[start]

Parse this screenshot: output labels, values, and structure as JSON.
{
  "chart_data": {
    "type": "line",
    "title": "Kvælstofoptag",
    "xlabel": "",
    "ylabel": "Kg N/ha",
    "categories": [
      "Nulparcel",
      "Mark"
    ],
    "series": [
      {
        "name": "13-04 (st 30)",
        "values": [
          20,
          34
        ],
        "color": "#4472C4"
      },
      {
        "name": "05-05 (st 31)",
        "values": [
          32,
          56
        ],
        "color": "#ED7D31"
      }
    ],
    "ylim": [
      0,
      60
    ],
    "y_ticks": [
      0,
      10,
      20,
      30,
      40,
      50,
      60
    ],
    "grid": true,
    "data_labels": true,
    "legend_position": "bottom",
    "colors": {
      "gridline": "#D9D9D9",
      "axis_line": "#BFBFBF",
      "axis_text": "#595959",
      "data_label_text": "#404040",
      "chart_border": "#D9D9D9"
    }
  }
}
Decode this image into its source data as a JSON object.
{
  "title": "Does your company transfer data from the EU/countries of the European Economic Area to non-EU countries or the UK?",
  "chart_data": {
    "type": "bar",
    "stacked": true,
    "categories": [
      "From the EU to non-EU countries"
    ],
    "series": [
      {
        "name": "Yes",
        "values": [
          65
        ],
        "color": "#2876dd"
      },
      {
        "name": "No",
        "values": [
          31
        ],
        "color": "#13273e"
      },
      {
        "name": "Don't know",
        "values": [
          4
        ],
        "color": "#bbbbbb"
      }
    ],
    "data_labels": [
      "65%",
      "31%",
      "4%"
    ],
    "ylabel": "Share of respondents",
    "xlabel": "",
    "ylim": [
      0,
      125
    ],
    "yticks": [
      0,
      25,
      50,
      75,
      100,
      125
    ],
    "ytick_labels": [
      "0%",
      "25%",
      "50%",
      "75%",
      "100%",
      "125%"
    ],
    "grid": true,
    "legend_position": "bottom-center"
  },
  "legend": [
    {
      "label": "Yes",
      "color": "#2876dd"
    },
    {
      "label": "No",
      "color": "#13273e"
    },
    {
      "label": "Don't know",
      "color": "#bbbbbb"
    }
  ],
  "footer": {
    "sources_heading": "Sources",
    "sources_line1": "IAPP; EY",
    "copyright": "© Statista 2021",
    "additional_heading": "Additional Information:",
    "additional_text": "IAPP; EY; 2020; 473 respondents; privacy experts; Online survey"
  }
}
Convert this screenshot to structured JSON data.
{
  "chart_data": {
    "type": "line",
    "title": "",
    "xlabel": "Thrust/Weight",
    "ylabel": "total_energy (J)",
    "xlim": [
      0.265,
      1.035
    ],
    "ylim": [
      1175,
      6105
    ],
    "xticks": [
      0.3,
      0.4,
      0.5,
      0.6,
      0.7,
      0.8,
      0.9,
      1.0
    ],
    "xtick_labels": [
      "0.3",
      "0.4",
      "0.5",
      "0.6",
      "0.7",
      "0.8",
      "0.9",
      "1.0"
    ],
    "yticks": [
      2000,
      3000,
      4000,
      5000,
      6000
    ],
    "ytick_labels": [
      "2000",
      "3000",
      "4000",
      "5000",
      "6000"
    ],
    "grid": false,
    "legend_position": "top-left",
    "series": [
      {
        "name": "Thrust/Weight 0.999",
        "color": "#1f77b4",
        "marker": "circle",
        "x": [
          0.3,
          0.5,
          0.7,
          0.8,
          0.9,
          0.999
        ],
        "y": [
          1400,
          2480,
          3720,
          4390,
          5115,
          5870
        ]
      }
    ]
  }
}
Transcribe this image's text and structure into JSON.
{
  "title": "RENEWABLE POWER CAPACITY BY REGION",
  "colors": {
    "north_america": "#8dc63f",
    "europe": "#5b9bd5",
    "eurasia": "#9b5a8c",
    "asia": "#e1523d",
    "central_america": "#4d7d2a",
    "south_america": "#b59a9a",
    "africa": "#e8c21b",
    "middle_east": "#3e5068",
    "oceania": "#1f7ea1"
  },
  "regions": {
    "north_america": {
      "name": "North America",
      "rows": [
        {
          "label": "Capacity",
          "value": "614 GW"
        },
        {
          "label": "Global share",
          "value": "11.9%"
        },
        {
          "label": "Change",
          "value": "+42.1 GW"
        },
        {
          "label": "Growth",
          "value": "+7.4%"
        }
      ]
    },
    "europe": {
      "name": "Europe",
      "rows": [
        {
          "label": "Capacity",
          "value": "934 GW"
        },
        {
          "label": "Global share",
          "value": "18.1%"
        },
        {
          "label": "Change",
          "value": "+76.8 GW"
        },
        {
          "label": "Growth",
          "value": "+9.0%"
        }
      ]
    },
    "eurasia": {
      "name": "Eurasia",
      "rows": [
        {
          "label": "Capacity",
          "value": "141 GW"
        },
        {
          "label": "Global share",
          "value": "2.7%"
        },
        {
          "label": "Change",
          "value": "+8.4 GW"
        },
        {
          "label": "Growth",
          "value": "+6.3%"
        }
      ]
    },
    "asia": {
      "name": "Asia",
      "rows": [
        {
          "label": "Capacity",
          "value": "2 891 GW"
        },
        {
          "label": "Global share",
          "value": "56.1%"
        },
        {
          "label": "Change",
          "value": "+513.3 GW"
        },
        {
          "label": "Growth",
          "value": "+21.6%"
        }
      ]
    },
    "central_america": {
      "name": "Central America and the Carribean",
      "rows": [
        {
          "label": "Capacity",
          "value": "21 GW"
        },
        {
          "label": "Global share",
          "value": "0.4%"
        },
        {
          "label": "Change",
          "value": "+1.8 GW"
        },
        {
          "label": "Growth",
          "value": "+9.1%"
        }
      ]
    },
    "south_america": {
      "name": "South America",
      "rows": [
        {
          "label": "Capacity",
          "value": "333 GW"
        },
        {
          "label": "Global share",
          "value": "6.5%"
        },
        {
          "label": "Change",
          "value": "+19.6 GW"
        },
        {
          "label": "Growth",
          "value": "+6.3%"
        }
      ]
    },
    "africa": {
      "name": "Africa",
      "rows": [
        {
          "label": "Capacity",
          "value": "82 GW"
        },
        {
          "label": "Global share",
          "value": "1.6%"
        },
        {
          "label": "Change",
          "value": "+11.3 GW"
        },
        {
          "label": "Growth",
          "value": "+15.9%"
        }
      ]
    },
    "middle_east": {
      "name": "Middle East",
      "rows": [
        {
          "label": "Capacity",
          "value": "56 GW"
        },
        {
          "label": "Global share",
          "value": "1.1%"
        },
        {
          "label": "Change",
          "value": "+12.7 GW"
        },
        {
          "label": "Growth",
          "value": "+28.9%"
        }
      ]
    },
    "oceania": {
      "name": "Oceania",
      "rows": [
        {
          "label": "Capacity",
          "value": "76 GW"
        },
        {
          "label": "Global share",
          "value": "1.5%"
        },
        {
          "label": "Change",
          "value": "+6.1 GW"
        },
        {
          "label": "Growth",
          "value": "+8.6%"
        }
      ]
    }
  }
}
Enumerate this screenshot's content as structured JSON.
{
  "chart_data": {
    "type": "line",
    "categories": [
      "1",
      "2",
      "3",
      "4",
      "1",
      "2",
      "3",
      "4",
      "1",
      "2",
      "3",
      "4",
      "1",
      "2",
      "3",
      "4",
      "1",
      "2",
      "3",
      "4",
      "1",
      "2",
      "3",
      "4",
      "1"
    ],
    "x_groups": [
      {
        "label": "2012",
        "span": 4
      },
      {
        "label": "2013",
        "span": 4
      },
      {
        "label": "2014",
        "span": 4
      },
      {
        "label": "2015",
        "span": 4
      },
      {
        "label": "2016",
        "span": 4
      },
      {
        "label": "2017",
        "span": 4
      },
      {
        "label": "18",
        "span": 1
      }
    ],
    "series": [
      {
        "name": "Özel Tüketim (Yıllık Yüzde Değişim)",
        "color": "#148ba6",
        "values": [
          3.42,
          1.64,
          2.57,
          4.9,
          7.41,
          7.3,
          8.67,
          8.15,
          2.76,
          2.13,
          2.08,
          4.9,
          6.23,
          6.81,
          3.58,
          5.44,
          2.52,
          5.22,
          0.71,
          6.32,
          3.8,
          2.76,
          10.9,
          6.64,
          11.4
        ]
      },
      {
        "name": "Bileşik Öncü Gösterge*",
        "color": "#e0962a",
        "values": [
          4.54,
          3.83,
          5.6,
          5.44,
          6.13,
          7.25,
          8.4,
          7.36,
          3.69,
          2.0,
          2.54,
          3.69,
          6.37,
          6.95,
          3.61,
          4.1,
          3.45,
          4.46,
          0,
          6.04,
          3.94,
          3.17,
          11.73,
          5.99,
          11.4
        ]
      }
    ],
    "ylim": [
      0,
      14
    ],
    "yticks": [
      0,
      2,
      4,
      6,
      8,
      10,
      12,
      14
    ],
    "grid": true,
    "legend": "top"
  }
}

[end]

__Problem to solve__. Copy each line containing the word "into" from the data.

__Answer to this task__.
Decode this image into its source data as a JSON object.
Transcribe this image's text and structure into JSON.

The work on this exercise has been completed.